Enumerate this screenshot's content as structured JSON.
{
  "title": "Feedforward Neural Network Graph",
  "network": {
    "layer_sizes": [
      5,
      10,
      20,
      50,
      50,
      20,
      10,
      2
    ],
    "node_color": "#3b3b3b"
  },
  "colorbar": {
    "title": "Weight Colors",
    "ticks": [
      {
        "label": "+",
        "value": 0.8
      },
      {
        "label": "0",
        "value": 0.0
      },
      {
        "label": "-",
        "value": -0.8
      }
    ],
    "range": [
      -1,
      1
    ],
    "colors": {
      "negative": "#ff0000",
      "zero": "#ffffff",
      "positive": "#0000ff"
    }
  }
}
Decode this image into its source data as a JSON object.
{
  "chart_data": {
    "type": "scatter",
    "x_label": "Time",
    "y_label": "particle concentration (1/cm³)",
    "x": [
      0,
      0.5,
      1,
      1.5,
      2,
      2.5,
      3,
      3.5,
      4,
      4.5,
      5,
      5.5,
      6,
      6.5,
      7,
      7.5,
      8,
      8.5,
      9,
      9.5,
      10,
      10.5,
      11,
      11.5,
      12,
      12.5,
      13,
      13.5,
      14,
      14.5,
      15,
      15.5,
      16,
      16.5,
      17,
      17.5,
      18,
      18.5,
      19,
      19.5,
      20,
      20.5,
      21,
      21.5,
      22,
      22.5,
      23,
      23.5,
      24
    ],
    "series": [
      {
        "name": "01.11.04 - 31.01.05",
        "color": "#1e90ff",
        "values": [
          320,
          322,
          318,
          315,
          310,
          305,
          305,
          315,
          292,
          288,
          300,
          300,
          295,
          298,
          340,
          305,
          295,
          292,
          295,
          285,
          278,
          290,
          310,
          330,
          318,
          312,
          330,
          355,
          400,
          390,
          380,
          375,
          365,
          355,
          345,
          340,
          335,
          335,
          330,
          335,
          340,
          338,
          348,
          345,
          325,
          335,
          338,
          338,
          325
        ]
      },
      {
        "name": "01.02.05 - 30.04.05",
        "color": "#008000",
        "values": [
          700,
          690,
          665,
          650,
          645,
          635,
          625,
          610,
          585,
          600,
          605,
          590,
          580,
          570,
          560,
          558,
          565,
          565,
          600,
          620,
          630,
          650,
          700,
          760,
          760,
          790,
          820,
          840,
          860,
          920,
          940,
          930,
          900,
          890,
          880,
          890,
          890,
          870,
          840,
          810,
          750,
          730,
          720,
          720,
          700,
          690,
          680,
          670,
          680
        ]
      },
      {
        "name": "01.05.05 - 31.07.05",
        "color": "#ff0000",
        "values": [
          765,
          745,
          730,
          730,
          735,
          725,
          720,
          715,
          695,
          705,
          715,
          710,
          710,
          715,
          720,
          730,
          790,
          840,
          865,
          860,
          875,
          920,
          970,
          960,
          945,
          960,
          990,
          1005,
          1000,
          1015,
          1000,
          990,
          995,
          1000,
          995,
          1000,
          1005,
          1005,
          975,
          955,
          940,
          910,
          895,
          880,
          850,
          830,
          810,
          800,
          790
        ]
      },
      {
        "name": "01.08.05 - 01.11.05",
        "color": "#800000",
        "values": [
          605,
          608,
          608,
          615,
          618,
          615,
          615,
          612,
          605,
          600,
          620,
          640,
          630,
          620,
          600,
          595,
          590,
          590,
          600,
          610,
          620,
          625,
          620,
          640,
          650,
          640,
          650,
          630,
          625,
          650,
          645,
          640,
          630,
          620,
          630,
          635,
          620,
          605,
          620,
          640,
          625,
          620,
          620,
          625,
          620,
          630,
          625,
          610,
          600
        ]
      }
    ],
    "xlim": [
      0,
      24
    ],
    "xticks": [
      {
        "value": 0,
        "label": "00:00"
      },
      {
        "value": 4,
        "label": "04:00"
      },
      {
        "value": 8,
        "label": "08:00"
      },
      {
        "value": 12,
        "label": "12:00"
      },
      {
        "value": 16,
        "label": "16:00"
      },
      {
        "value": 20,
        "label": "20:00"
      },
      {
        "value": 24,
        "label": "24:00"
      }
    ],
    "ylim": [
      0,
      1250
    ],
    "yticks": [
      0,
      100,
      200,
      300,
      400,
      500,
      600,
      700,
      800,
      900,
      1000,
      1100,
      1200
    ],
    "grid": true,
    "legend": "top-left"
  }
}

## AIM
Copy every line that contains the string "title".

## THE ANSWER
  "title": "Feedforward Neural Network Graph",
    "title": "Weight Colors",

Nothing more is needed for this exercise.